## Passage to read
---*---

Git isn’t the easiest of software, so many people treat it as a necessary evil and use it as the bare minimum they can get away with. But if you treat it right (and practice a little), git can be your friend.
In the last couple of years I’ve taught git to students and coached colleagues on git. I got exposed to several different workflows on a variety of git forges and was involved in hammering out the workflow for a couple of projects. I was also fortunate enough to work with some people who know almost everything about git. Naturally, all these also involved a lot of discussions and thinking about git, which made me realize, that a little bit of effort can go a long way, when dealing with commits.
Below you will find the synthesis of these discussions and experiences: a set of rules, their rationale and a short practical guide to creating useful commits.
The rules
The reasons behind these rules are a combination of a) fully exploiting git tooling, b) a courtesy to your future self, current and future colleagues, and c) consistency. Of course they only apply to the final, finished commits, but more on this later.
- The commit title should be short, ideally around 50 characters, but definitely less than 72.
- Use a short prefix in the commit title that places the commit’s scope within the wider project (e.g.:
ci:
,ui:
,train:
,doc:
). - The commit body should be wrapped at 72 chars.
- The commit body should explain why the commit is needed, in as much detail as necessary (picture writing it for a non-senior, recently onboarded colleague with no detailed knowledge about the code).
- The commit body should make use of relevant commit-trailers.
- Each commit should be self-contained, changing one well-scoped part of the code (called an atomic commit).
- Each commit should produce working code, even if you are working on a chain of them.
- The commit (title and body) should be written in imperative, as if you were instructing git on what to do (“Fix bug” instead of “Fixed bug”).
- You should usually avoid using merge commits. Instead, you should always rebase first and then fast-forward or apply patches.
Rationales
Make git log readable
On my laptop, a split screen terminal is around 90 characters wide. Running
git log --oneline
will prefix the title with 8 extra characters (7 characters
of hash and a space) and if the first commit is actually in sync with the
origin it’ll take 53 characters. If you want to add the date and the commit
author as well to the line, that’s even less space. Thus it makes sense to make
your title short and the body hard wrapped.
This is of course not just about your command line. Since short titles and hard wrapped commit bodies have pretty much always been the norm, most git forges (github, gitlab, bitbucket etc.) will also wrap commit titles after 72 characters, making longer commit titles particularly unreadable online.
Make git blame useful and code review easier
Git blame shows which commit modified each line of a file last. It can be
incredibly useful when you’re staring at a piece of code and you have no idea
why it was written like that. You check the commit with git blame
and realize
that oh, that strange condition was added two years ago to work around a legacy
system that is not around anymore.
Obviously, this only works if the commit actually explains why the commit was
added (I really like
this story about a good
commit message). Moreover, if this workaroud was added in a well scoped commit (instead
of five successive commits with only the last one actually getting it to work),
then dropping the extra complexity of the now redundant workaround is trivial
with git revert
.

---*---

## Goal of the exercise
Copy out the passage on git commits, starting with the words "In the last" and stopping after "dealing with commits.", and rename "git forges" to "code hosting platforms" wherever it occurs in that span. The entries are unrelated to the passage on git commits.

---*---

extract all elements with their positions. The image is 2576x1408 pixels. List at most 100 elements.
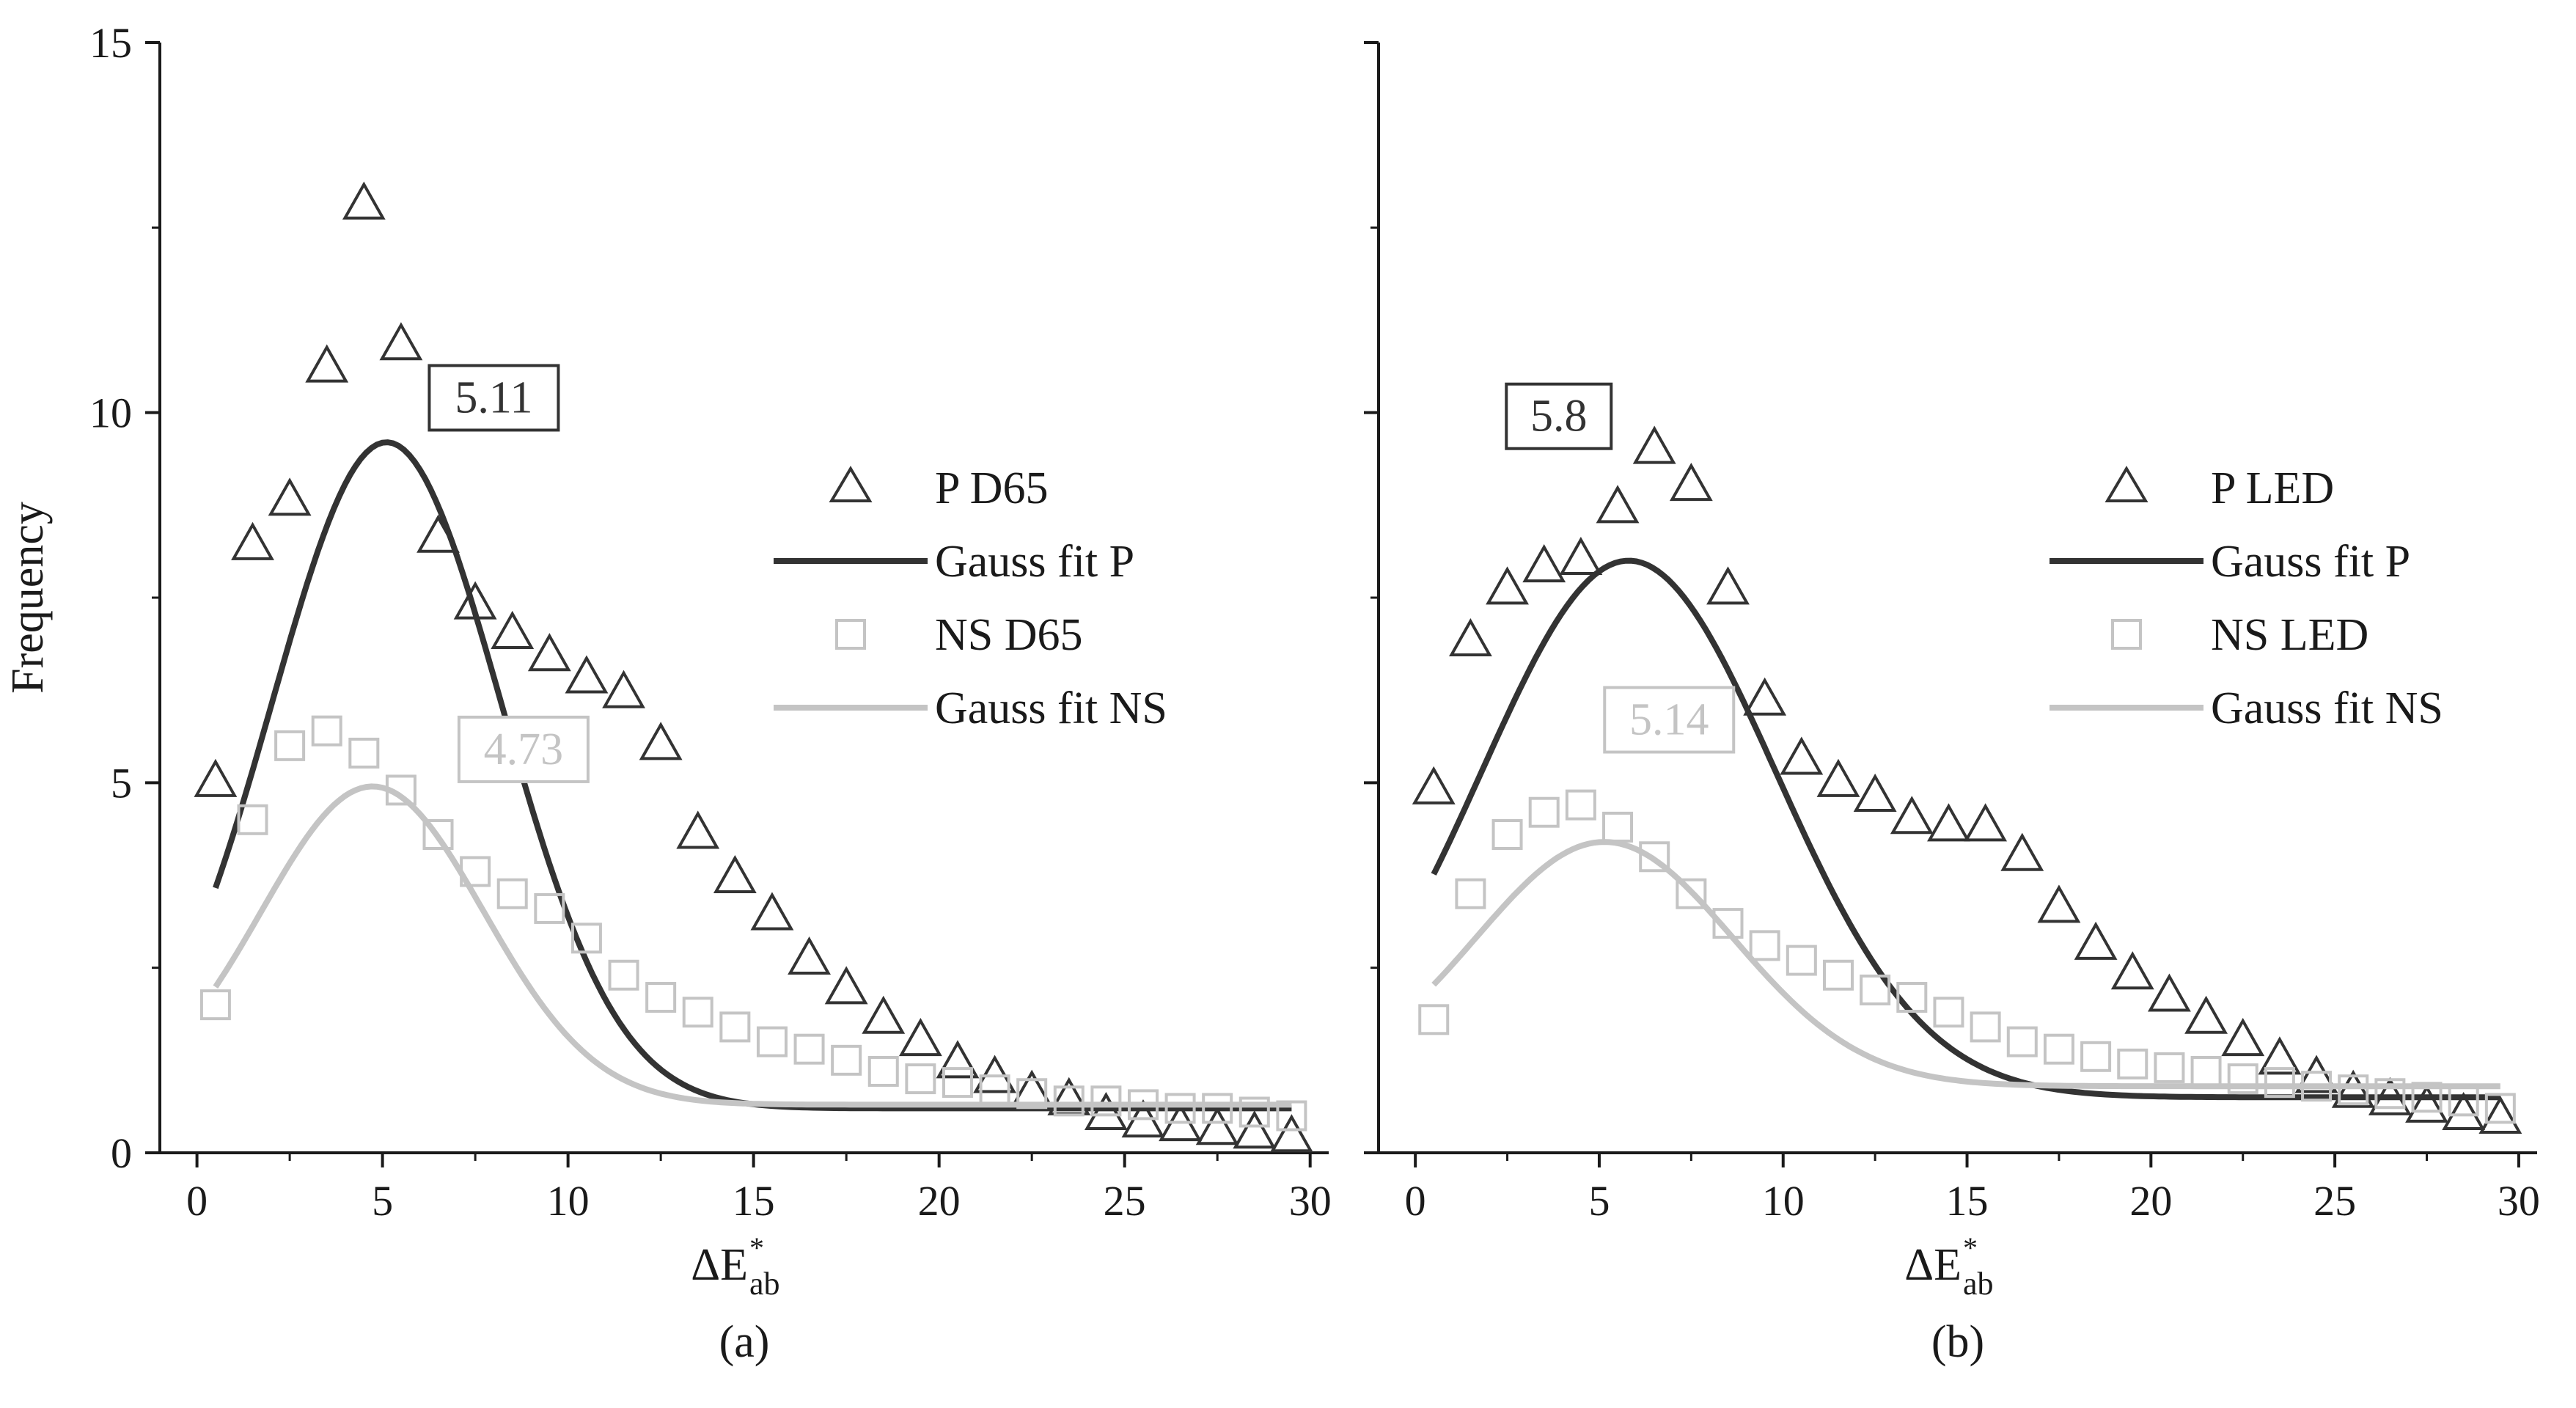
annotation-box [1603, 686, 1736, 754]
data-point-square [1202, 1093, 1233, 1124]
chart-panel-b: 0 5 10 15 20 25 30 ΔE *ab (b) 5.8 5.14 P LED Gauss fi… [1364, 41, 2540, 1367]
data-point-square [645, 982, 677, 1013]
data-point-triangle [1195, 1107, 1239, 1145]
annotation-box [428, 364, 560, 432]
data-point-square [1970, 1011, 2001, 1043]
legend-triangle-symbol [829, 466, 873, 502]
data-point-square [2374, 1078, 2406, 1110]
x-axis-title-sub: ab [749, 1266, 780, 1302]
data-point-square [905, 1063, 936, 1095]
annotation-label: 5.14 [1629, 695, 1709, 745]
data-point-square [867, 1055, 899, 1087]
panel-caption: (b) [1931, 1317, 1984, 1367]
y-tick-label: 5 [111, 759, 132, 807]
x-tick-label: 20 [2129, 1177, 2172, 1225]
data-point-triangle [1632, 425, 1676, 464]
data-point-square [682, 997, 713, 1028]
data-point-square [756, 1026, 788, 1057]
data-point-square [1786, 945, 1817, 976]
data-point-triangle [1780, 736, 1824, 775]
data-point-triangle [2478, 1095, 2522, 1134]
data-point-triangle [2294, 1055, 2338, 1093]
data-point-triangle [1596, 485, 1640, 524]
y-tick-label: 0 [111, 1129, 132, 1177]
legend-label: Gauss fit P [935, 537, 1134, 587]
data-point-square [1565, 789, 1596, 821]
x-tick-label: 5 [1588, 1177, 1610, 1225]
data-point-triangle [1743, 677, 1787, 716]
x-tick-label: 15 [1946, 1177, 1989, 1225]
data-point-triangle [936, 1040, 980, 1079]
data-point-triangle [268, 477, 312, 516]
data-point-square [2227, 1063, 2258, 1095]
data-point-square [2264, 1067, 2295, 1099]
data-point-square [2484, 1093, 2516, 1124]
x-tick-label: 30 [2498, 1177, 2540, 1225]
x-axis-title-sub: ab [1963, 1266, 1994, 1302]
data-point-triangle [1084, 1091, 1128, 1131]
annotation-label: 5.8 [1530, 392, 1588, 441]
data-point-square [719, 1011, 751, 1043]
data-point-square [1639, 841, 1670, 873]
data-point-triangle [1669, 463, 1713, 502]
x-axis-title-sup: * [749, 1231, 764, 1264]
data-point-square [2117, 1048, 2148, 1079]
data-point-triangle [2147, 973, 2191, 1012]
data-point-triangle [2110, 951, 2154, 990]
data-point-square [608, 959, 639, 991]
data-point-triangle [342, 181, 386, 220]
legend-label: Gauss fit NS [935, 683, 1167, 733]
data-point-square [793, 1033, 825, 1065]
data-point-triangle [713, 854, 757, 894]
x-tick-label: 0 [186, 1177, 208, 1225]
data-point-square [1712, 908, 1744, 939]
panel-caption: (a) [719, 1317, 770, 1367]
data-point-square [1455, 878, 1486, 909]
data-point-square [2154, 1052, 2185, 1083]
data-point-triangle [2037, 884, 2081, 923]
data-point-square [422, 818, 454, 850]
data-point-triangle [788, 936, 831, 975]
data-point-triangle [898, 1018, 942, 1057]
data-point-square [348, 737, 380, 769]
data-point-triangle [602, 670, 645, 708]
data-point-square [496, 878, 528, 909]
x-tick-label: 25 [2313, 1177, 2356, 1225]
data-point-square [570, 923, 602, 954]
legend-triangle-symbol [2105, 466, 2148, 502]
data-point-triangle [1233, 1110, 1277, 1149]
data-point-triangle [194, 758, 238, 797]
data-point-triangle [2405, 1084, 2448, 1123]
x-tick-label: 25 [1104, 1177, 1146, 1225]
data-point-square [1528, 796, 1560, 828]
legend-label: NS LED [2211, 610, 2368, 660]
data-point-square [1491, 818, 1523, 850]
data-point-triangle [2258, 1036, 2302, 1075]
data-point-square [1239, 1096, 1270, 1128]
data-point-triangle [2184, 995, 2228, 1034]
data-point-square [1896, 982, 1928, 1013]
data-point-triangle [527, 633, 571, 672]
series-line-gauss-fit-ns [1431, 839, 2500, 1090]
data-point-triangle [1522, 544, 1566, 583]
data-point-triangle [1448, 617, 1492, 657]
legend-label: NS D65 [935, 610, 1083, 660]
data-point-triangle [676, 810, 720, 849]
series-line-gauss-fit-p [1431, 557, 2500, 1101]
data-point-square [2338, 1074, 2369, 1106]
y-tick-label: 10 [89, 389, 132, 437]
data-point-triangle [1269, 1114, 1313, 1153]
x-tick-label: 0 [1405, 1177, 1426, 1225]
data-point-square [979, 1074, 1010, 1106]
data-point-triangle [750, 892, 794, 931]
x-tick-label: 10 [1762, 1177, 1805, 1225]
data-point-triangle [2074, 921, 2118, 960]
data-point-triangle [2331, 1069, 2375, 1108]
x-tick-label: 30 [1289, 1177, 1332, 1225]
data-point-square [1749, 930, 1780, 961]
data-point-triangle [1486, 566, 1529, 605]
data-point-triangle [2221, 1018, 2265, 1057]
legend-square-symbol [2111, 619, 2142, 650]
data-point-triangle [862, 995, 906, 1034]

---*---

## Finished task
In the last couple of years I’ve taught git to students and coached colleagues on git. I got exposed to several different workflows on a variety of code hosting platforms and was involved in hammering out the workflow for a couple of projects. I was also fortunate enough to work with some people who know almost everything about git. Naturally, all these also involved a lot of discussions and thinking about git, which made me realize, that a little bit of effort can go a long way, when dealing with commits.